[Dataset items]

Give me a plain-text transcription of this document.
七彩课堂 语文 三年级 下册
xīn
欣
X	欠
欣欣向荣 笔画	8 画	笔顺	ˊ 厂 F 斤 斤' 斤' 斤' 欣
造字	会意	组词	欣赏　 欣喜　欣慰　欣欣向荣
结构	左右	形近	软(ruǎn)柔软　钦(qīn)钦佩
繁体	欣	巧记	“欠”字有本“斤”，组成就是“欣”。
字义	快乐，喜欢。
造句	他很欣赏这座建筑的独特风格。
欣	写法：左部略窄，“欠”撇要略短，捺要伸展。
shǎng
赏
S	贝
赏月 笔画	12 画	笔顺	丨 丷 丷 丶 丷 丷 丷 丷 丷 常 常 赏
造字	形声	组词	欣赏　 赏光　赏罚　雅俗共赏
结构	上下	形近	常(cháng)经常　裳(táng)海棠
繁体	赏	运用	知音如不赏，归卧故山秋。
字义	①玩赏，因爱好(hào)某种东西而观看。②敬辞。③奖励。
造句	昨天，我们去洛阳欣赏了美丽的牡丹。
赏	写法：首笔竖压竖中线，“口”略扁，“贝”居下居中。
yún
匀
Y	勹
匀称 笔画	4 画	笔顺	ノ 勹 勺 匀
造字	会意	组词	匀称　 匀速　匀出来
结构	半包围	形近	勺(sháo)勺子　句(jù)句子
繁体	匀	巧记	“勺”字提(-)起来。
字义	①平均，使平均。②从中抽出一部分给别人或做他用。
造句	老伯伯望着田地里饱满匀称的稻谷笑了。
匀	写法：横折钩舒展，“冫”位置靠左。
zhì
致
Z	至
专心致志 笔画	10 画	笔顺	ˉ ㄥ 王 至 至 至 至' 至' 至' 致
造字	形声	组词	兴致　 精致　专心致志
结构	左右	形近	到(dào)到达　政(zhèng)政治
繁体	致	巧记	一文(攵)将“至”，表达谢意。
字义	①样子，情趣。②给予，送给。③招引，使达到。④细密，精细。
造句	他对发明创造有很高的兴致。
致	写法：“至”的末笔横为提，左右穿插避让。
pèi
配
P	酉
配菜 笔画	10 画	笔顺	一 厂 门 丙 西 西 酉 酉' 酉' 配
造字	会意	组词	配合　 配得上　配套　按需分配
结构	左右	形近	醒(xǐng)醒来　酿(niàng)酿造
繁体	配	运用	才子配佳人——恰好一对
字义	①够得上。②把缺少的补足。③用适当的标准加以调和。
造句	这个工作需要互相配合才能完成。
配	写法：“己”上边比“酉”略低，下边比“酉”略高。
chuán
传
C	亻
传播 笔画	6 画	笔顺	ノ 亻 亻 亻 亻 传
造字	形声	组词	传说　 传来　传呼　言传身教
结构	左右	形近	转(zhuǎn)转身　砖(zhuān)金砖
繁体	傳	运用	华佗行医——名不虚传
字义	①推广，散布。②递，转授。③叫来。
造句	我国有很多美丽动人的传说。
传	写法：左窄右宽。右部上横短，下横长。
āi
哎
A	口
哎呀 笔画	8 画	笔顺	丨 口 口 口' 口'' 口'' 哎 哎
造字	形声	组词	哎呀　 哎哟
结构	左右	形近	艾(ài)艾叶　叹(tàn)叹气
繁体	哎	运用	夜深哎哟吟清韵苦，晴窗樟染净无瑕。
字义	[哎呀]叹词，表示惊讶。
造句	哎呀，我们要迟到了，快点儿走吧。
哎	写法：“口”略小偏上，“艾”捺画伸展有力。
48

_Exercise directions_
Which lines in the listing above hold the word "专心致志"? Show each of them.

_Written response_
专心致志 笔画	10 画	笔顺	ˉ ㄥ 王 至 至 至 至' 至' 至' 致
造字	形声	组词	兴致　 精致　专心致志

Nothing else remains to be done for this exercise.